-- STATED EXERCISE --
Identify every line in the records below that contains the word "SETUP", and reproduce each one.

[begin RECORDS SUPPLIED]

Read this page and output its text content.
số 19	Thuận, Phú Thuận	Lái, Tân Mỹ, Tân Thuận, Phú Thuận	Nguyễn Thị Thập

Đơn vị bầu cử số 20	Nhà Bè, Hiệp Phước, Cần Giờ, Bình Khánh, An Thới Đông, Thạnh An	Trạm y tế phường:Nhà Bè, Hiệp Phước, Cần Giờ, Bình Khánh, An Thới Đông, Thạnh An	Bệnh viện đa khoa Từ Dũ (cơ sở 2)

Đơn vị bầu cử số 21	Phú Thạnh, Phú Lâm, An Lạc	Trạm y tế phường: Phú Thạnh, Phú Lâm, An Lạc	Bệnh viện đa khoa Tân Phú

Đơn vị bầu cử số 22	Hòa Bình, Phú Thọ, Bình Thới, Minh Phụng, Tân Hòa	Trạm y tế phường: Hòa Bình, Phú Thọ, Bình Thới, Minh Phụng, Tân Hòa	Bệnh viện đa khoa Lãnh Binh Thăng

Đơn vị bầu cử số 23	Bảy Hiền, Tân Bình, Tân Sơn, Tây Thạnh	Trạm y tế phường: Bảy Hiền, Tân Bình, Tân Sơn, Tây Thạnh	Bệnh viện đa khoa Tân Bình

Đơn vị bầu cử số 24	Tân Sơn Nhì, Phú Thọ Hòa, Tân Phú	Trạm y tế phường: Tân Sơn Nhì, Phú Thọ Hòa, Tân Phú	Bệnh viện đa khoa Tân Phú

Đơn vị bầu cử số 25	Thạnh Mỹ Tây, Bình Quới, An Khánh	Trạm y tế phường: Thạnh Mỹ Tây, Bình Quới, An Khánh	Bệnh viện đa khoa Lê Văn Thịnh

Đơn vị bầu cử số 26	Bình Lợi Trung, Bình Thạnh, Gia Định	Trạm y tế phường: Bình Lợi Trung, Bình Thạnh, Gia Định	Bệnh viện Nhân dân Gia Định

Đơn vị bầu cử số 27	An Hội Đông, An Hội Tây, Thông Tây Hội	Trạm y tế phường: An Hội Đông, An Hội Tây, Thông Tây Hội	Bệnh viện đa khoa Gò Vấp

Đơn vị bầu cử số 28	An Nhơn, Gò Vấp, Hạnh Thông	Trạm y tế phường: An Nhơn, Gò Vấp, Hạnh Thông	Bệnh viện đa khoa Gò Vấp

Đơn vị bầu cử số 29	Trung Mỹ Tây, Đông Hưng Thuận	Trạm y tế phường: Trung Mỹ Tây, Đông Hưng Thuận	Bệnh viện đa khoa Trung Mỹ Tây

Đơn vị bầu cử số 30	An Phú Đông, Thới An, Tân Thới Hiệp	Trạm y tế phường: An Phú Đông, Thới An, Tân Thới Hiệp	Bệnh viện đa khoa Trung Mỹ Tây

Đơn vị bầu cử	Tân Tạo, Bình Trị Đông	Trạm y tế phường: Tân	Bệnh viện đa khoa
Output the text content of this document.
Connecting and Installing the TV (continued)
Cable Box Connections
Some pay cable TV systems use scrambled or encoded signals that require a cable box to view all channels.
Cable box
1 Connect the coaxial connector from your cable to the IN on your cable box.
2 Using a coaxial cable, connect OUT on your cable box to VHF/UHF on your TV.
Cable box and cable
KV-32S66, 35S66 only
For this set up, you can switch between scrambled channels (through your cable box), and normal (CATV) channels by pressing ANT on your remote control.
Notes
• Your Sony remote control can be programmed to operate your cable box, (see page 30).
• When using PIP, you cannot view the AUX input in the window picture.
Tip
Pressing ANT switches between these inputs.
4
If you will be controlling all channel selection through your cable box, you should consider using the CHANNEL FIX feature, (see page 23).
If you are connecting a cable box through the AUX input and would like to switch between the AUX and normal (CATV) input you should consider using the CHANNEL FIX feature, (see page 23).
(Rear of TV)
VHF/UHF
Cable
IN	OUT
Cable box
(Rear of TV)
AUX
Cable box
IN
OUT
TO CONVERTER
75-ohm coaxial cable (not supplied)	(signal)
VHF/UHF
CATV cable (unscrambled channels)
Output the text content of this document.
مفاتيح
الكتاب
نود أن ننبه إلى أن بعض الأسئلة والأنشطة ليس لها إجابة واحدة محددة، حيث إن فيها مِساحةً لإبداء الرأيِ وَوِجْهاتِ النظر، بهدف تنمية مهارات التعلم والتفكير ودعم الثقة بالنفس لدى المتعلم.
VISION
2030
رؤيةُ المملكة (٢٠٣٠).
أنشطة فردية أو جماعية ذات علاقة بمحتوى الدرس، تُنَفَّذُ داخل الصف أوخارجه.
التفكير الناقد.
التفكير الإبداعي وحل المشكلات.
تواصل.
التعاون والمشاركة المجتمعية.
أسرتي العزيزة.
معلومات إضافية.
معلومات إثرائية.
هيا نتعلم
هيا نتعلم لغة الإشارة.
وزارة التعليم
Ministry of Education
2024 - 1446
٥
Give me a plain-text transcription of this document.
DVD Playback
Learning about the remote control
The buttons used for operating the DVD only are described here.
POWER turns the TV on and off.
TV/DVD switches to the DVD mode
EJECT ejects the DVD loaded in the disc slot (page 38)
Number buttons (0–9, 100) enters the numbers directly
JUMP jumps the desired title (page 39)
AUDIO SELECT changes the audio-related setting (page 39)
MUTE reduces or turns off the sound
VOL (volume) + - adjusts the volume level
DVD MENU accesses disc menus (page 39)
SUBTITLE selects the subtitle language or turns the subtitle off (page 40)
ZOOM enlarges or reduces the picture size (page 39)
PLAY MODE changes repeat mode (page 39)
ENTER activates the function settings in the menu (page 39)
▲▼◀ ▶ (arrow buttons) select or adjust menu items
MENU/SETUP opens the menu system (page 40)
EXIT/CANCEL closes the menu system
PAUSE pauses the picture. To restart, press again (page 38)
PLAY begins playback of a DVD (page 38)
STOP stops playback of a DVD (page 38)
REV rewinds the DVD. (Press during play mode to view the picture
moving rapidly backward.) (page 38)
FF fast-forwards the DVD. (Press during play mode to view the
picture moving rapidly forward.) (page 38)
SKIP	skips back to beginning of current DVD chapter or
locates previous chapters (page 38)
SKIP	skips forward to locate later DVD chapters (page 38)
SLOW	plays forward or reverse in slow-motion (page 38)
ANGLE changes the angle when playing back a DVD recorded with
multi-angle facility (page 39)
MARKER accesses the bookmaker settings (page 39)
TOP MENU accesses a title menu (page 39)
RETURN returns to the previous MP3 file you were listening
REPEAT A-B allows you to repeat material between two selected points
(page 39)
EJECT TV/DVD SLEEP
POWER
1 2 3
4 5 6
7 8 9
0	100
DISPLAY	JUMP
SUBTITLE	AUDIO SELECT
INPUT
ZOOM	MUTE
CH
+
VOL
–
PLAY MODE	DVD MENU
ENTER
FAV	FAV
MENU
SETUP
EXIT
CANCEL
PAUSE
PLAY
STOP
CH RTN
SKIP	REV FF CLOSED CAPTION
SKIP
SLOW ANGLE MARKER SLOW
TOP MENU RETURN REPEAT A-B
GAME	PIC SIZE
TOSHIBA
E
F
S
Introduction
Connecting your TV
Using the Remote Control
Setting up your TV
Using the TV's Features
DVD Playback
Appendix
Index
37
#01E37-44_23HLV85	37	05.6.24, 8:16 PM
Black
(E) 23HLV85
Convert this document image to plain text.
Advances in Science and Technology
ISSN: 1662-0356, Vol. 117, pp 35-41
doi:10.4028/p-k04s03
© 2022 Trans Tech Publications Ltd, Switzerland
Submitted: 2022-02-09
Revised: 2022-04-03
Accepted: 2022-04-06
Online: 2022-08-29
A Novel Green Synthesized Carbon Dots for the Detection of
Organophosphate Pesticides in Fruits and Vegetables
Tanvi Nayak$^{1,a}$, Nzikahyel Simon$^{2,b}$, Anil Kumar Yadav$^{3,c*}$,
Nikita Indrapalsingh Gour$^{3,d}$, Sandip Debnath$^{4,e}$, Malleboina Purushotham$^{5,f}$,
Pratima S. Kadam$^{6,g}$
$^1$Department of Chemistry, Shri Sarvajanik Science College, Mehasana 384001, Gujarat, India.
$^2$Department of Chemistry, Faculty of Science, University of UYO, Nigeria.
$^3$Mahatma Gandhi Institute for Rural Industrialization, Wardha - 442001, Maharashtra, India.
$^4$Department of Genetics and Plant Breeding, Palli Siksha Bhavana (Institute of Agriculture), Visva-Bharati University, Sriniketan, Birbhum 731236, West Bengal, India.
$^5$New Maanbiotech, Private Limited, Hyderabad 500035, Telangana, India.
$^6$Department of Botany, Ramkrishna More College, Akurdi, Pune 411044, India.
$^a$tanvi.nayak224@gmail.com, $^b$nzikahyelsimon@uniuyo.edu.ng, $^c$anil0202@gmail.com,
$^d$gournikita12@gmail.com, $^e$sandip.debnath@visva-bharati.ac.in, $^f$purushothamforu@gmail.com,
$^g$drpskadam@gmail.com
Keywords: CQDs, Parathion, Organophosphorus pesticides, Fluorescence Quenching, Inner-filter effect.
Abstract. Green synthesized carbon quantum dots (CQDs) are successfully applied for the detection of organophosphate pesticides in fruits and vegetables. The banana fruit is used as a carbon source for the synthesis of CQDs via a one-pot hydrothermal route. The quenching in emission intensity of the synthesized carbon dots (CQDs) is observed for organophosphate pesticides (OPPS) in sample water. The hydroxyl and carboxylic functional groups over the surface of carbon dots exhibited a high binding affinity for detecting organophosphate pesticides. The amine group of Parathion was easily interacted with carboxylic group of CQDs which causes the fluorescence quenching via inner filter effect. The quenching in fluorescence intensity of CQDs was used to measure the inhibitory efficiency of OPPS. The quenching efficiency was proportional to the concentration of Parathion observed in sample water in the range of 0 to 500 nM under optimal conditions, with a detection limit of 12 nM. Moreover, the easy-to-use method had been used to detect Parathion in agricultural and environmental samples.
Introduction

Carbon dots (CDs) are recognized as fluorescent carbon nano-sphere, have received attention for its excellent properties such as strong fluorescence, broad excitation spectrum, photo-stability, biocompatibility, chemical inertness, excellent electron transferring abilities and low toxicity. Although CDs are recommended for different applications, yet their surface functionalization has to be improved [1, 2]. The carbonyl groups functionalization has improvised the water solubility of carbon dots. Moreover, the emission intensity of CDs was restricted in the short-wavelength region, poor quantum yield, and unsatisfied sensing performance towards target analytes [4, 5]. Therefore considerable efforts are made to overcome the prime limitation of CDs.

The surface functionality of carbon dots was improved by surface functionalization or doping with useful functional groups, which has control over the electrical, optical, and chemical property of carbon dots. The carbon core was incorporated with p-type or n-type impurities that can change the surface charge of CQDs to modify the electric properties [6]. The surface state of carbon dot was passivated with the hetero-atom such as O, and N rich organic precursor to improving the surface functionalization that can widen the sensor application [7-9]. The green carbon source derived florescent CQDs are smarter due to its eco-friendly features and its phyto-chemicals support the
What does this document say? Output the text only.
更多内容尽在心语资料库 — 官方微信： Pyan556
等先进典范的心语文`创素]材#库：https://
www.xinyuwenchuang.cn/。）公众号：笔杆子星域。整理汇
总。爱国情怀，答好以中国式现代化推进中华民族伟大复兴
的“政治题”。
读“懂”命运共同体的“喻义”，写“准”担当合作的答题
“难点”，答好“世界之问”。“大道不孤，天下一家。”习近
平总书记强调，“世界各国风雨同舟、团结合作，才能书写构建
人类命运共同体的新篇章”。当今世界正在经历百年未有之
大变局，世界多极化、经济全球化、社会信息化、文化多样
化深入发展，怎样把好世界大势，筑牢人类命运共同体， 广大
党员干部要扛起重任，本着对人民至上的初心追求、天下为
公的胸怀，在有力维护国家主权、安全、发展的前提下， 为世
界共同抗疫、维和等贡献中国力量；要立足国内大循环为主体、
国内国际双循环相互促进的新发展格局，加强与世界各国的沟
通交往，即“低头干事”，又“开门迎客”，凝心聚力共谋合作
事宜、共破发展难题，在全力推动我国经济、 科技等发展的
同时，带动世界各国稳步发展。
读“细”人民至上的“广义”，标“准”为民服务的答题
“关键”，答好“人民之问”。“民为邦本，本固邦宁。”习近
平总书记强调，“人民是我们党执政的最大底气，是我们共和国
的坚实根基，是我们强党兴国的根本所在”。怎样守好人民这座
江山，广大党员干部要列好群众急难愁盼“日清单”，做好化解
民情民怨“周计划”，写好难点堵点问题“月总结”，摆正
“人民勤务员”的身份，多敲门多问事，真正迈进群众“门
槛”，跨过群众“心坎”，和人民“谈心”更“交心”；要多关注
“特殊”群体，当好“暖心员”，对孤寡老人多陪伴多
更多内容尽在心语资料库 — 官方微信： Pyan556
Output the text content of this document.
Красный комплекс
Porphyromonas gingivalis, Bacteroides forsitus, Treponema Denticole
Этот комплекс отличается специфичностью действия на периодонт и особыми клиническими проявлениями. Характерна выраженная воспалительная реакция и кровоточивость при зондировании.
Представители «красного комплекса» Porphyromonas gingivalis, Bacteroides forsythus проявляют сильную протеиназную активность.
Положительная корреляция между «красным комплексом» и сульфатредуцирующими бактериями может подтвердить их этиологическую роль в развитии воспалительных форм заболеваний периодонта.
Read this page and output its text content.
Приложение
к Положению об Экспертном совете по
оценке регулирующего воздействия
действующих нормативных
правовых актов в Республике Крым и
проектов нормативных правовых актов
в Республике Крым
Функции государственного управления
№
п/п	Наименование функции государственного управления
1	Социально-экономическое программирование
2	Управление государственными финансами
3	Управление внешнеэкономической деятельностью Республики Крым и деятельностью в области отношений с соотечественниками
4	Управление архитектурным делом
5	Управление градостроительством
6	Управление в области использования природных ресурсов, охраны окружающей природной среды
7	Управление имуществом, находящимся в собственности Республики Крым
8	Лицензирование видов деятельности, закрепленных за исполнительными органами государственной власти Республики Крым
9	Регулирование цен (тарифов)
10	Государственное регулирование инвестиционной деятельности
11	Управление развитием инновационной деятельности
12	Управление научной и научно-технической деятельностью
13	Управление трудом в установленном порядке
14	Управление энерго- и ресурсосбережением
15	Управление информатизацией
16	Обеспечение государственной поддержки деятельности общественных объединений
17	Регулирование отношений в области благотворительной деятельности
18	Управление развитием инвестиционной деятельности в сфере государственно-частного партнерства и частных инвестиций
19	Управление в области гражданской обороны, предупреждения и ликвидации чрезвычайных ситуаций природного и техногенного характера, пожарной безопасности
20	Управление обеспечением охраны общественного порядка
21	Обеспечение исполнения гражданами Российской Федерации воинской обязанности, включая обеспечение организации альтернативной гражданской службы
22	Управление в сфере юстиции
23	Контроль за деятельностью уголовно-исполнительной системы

[end RECORDS SUPPLIED]

-- ANSWER BELOW --
MENU/SETUP opens the menu system (page 40)
SETUP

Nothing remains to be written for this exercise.